── Given data ──

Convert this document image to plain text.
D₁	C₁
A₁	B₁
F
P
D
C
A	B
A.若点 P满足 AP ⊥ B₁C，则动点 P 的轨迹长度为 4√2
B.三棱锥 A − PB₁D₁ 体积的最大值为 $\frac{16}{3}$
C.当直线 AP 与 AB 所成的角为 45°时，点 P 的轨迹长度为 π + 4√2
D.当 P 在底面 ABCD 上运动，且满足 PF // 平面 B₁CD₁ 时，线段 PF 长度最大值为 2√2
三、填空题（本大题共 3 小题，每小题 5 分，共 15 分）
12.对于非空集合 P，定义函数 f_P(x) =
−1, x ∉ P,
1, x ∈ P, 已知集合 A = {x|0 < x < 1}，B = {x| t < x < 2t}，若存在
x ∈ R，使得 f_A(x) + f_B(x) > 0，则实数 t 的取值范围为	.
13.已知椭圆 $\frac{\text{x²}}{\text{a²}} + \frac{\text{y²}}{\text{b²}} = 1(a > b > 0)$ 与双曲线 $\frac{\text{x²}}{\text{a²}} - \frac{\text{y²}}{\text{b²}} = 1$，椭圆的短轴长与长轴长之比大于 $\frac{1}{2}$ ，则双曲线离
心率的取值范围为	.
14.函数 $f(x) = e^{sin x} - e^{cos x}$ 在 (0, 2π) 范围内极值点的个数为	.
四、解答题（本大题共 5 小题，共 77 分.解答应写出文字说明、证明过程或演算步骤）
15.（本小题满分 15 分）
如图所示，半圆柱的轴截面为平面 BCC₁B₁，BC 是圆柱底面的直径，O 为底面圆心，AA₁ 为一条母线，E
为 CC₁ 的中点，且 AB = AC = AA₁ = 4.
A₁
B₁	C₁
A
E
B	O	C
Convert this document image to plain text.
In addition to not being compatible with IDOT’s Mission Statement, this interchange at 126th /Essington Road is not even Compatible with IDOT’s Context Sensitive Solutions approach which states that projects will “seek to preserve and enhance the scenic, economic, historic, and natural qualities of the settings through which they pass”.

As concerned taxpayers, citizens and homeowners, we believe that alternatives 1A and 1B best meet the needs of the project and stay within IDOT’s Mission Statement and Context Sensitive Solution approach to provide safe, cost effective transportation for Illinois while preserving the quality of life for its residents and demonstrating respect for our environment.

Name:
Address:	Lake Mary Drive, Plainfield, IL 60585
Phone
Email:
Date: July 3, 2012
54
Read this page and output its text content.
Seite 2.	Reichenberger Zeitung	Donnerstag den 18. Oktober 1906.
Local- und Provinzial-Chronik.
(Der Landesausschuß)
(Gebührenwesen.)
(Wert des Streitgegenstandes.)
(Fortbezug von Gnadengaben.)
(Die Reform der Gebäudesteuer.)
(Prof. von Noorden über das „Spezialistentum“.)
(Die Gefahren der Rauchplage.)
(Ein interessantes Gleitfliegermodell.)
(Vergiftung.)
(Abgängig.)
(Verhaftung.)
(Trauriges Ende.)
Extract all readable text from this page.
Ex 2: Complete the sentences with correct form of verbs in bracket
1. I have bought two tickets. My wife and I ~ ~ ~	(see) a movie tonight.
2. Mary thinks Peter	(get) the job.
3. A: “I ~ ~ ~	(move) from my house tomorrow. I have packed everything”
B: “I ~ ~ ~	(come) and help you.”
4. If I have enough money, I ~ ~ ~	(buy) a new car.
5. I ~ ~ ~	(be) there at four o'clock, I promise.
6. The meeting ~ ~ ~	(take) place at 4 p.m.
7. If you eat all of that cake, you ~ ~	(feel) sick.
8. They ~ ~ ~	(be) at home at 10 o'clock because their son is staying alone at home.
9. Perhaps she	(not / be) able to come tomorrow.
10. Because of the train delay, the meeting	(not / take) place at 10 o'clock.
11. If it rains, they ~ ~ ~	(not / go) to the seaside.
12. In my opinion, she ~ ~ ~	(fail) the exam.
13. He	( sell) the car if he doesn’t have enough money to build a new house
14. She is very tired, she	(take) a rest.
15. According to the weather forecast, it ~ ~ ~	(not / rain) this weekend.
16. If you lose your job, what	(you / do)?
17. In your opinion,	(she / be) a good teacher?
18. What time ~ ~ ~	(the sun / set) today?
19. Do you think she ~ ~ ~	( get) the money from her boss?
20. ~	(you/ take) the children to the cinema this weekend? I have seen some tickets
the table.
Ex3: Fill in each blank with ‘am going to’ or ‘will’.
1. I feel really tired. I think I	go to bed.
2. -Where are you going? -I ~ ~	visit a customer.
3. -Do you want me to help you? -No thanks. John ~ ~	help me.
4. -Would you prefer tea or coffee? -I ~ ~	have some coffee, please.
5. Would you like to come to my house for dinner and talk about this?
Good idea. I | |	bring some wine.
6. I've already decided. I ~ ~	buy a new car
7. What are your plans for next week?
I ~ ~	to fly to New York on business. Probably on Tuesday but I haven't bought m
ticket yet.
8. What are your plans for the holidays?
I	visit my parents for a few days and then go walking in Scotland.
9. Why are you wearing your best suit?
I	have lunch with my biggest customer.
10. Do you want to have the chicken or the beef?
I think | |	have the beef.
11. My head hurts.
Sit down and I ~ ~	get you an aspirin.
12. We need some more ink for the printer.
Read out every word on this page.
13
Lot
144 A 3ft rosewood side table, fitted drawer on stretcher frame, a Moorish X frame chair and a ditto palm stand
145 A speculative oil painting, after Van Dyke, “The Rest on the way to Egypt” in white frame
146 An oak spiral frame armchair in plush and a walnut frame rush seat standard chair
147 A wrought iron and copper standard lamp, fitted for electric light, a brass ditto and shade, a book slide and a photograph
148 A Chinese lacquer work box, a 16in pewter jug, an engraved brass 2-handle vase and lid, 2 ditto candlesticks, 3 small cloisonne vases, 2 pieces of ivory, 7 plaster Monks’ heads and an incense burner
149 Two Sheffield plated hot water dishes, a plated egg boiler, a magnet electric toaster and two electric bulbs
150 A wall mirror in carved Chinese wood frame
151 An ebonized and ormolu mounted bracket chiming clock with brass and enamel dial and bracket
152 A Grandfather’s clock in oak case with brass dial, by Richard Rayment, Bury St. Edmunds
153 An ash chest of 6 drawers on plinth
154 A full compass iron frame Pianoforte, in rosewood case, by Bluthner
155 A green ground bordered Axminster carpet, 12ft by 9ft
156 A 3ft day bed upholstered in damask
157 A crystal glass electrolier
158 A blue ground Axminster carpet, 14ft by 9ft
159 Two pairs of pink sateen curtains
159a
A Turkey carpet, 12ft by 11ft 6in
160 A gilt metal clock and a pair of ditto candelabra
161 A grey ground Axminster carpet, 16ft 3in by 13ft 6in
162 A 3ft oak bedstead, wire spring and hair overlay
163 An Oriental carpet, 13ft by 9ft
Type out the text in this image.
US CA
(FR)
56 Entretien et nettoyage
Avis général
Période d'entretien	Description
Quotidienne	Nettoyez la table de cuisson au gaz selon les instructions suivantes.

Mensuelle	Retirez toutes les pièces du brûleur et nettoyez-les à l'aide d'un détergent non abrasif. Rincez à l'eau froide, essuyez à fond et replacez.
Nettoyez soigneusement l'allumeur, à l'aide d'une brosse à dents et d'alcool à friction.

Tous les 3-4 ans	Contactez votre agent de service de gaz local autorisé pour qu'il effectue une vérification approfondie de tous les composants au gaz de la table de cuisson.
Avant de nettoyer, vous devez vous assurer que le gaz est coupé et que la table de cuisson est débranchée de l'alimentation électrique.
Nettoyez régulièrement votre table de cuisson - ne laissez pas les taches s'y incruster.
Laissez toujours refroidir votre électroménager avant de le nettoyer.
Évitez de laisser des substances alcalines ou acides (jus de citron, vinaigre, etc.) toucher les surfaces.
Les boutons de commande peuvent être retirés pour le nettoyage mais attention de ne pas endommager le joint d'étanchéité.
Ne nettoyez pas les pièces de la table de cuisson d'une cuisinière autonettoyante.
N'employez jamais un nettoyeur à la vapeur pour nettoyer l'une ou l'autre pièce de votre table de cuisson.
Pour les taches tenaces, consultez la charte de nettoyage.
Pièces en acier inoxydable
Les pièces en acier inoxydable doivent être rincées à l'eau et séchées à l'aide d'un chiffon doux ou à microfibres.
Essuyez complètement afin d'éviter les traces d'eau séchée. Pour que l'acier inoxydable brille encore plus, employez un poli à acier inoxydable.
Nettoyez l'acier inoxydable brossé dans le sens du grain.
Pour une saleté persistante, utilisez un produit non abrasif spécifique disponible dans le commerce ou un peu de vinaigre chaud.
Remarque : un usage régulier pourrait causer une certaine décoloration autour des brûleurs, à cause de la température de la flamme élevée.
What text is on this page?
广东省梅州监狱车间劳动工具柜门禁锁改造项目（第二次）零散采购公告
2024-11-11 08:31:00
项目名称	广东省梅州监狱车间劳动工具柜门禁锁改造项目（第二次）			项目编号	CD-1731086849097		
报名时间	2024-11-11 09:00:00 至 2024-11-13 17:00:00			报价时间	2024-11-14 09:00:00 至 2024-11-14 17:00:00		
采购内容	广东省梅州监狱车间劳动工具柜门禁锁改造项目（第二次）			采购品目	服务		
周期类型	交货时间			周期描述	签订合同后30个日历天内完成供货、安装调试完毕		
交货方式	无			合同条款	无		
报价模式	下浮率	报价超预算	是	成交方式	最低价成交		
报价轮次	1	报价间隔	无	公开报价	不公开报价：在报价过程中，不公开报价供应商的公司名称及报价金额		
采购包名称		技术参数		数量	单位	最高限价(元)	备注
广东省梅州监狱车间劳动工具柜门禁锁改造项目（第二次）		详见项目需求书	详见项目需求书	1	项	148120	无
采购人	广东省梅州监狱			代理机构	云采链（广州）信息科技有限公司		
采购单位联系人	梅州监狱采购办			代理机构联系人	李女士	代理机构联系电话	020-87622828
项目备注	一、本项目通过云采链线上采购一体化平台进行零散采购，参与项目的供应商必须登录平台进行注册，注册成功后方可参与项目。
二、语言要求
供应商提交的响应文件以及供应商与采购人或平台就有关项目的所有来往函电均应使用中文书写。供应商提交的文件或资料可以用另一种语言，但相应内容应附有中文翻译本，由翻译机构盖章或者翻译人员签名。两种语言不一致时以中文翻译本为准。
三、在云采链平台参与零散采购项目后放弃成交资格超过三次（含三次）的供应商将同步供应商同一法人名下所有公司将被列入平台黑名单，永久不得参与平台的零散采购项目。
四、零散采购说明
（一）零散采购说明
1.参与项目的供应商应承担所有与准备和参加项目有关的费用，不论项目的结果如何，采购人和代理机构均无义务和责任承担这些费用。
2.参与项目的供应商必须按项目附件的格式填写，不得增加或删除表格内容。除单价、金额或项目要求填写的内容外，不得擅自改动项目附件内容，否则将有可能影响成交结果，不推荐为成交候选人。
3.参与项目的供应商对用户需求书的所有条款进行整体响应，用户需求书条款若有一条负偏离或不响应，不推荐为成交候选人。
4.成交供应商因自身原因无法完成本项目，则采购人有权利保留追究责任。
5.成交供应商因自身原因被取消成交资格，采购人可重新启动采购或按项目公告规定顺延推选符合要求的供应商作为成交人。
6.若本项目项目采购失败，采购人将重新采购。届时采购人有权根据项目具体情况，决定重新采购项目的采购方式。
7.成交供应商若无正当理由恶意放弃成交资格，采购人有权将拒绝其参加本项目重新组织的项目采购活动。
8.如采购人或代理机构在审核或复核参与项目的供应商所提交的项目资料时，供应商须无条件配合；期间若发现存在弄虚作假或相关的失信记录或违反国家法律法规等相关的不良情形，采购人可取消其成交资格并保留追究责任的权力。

───

Task description:
Identify each line containing the string "不推荐为成交候选人" and copy it out.

Reply:
2.参与项目的供应商必须按项目附件的格式填写，不得增加或删除表格内容。除单价、金额或项目要求填写的内容外，不得擅自改动项目附件内容，否则将有可能影响成交结果，不推荐为成交候选人。
3.参与项目的供应商对用户需求书的所有条款进行整体响应，用户需求书条款若有一条负偏离或不响应，不推荐为成交候选人。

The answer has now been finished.